Task to carry out: Output every line below exactly.

Data excerpts:
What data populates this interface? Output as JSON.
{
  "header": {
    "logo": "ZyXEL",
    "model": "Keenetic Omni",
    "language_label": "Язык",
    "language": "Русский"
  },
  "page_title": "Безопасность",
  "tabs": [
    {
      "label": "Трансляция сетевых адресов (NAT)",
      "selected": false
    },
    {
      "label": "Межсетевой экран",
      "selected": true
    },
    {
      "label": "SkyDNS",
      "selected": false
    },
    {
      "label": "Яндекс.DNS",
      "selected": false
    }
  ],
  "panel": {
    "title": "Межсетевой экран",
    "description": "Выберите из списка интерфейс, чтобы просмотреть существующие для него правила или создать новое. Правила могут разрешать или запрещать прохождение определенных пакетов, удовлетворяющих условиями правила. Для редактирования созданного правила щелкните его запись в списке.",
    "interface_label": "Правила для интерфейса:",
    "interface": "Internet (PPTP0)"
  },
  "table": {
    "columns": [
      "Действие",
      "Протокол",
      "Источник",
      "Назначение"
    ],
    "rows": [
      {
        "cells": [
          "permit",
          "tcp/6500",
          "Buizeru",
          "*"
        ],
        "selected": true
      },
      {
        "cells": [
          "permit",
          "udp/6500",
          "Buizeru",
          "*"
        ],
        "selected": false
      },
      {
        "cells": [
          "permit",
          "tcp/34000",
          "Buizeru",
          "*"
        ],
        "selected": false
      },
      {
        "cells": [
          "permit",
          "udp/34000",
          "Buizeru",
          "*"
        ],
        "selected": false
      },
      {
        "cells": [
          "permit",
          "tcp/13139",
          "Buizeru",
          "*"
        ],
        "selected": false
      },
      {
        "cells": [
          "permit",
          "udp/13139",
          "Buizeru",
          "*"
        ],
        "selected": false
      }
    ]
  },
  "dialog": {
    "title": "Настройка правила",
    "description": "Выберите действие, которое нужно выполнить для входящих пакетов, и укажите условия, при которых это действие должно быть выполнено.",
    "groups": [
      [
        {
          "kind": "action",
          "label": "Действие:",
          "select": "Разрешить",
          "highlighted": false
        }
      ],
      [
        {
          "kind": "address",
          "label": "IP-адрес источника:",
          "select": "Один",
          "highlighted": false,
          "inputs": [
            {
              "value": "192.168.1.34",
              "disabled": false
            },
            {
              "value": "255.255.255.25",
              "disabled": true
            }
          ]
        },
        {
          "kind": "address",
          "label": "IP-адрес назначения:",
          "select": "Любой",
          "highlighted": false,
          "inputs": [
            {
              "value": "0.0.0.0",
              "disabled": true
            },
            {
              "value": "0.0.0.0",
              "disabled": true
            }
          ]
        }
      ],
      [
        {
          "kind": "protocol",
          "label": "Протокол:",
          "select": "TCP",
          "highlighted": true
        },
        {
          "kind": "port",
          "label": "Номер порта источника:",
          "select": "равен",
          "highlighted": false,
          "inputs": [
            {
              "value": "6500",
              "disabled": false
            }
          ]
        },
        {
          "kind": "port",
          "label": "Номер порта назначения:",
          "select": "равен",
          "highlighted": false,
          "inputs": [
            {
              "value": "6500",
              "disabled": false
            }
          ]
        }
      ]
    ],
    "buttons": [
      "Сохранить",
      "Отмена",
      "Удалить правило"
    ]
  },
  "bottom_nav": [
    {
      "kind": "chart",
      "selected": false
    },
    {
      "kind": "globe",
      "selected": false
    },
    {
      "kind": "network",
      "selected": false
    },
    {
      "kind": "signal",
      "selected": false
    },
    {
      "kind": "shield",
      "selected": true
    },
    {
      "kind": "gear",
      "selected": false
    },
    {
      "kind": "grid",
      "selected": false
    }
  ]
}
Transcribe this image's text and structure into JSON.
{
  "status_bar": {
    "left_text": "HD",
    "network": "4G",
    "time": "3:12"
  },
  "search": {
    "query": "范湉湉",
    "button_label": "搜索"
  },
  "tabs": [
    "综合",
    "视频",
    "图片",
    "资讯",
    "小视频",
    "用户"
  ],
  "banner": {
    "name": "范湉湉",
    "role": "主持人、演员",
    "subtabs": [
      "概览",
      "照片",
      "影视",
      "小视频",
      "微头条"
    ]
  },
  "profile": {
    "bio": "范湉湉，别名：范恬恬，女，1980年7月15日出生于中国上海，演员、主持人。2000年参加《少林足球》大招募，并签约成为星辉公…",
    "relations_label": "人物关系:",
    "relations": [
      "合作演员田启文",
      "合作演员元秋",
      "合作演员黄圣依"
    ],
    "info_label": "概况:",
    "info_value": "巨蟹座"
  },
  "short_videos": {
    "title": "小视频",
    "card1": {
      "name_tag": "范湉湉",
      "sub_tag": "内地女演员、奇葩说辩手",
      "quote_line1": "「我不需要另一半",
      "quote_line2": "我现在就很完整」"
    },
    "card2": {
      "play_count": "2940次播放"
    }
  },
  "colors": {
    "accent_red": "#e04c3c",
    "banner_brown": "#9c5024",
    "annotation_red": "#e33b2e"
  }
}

Answer for the task:
What data populates this interface? Output as JSON.
{
  "header": {
    "logo": "ZyXEL",
    "model": "Keenetic Omni",
    "language_label": "Язык",
    "language": "Русский"
  },
  "page_title": "Безопасность",
  "tabs": [
    {
      "label": "Трансляция сетевых адресов (NAT)",
      "selected": false
    },
    {
      "label": "Межсетевой экран",
      "selected": true
    },
    {
      "label": "SkyDNS",
      "selected": false
    },
    {
      "label": "Яндекс.DNS",
      "selected": false
    }
  ],
  "panel": {
    "title": "Межсетевой экран",
    "description": "Выберите из списка интерфейс, чтобы просмотреть существующие для него правила или создать новое. Правила могут разрешать или запрещать прохождение определенных пакетов, удовлетворяющих условиями правила. Для редактирования созданного правила щелкните его запись в списке.",
    "interface_label": "Правила для интерфейса:",
    "interface": "Internet (PPTP0)"
  },
  "table": {
    "columns": [
      "Действие",
      "Протокол",
      "Источник",
      "Назначение"
    ],
    "rows": [
      {
        "cells": [
          "permit",
          "tcp/6500",
          "Buizeru",
          "*"
        ],
        "selected": true
      },
      {
        "cells": [
          "permit",
          "udp/6500",
          "Buizeru",
          "*"
        ],
        "selected": false
      },
      {
        "cells": [
          "permit",
          "tcp/34000",
          "Buizeru",
          "*"
        ],
        "selected": false
      },
      {
        "cells": [
          "permit",
          "udp/34000",
          "Buizeru",
          "*"
        ],
        "selected": false
      },
      {
        "cells": [
          "permit",
          "tcp/13139",
          "Buizeru",
          "*"
        ],
        "selected": false
      },
      {
        "cells": [
          "permit",
          "udp/13139",
          "Buizeru",
          "*"
        ],
        "selected": false
      }
    ]
  },
  "dialog": {
    "title": "Настройка правила",
    "description": "Выберите действие, которое нужно выполнить для входящих пакетов, и укажите условия, при которых это действие должно быть выполнено.",
    "groups": [
      [
        {
          "kind": "action",
          "label": "Действие:",
          "select": "Разрешить",
          "highlighted": false
        }
      ],
      [
        {
          "kind": "address",
          "label": "IP-адрес источника:",
          "select": "Один",
          "highlighted": false,
          "inputs": [
            {
              "value": "192.168.1.34",
              "disabled": false
            },
            {
              "value": "255.255.255.25",
              "disabled": true
            }
          ]
        },
        {
          "kind": "address",
          "label": "IP-адрес назначения:",
          "select": "Любой",
          "highlighted": false,
          "inputs": [
            {
              "value": "0.0.0.0",
              "disabled": true
            },
            {
              "value": "0.0.0.0",
              "disabled": true
            }
          ]
        }
      ],
      [
        {
          "kind": "protocol",
          "label": "Протокол:",
          "select": "TCP",
          "highlighted": true
        },
        {
          "kind": "port",
          "label": "Номер порта источника:",
          "select": "равен",
          "highlighted": false,
          "inputs": [
            {
              "value": "6500",
              "disabled": false
            }
          ]
        },
        {
          "kind": "port",
          "label": "Номер порта назначения:",
          "select": "равен",
          "highlighted": false,
          "inputs": [
            {
              "value": "6500",
              "disabled": false
            }
          ]
        }
      ]
    ],
    "buttons": [
      "Сохранить",
      "Отмена",
      "Удалить правило"
    ]
  },
  "bottom_nav": [
    {
      "kind": "chart",
      "selected": false
    },
    {
      "kind": "globe",
      "selected": false
    },
    {
      "kind": "network",
      "selected": false
    },
    {
      "kind": "signal",
      "selected": false
    },
    {
      "kind": "shield",
      "selected": true
    },
    {
      "kind": "gear",
      "selected": false
    },
    {
      "kind": "grid",
      "selected": false
    }
  ]
}
Transcribe this image's text and structure into JSON.
{
  "status_bar": {
    "left_text": "HD",
    "network": "4G",
    "time": "3:12"
  },
  "search": {
    "query": "范湉湉",
    "button_label": "搜索"
  },
  "tabs": [
    "综合",
    "视频",
    "图片",
    "资讯",
    "小视频",
    "用户"
  ],
  "banner": {
    "name": "范湉湉",
    "role": "主持人、演员",
    "subtabs": [
      "概览",
      "照片",
      "影视",
      "小视频",
      "微头条"
    ]
  },
  "profile": {
    "bio": "范湉湉，别名：范恬恬，女，1980年7月15日出生于中国上海，演员、主持人。2000年参加《少林足球》大招募，并签约成为星辉公…",
    "relations_label": "人物关系:",
    "relations": [
      "合作演员田启文",
      "合作演员元秋",
      "合作演员黄圣依"
    ],
    "info_label": "概况:",
    "info_value": "巨蟹座"
  },
  "short_videos": {
    "title": "小视频",
    "card1": {
      "name_tag": "范湉湉",
      "sub_tag": "内地女演员、奇葩说辩手",
      "quote_line1": "「我不需要另一半",
      "quote_line2": "我现在就很完整」"
    },
    "card2": {
      "play_count": "2940次播放"
    }
  },
  "colors": {
    "accent_red": "#e04c3c",
    "banner_brown": "#9c5024",
    "annotation_red": "#e33b2e"
  }
}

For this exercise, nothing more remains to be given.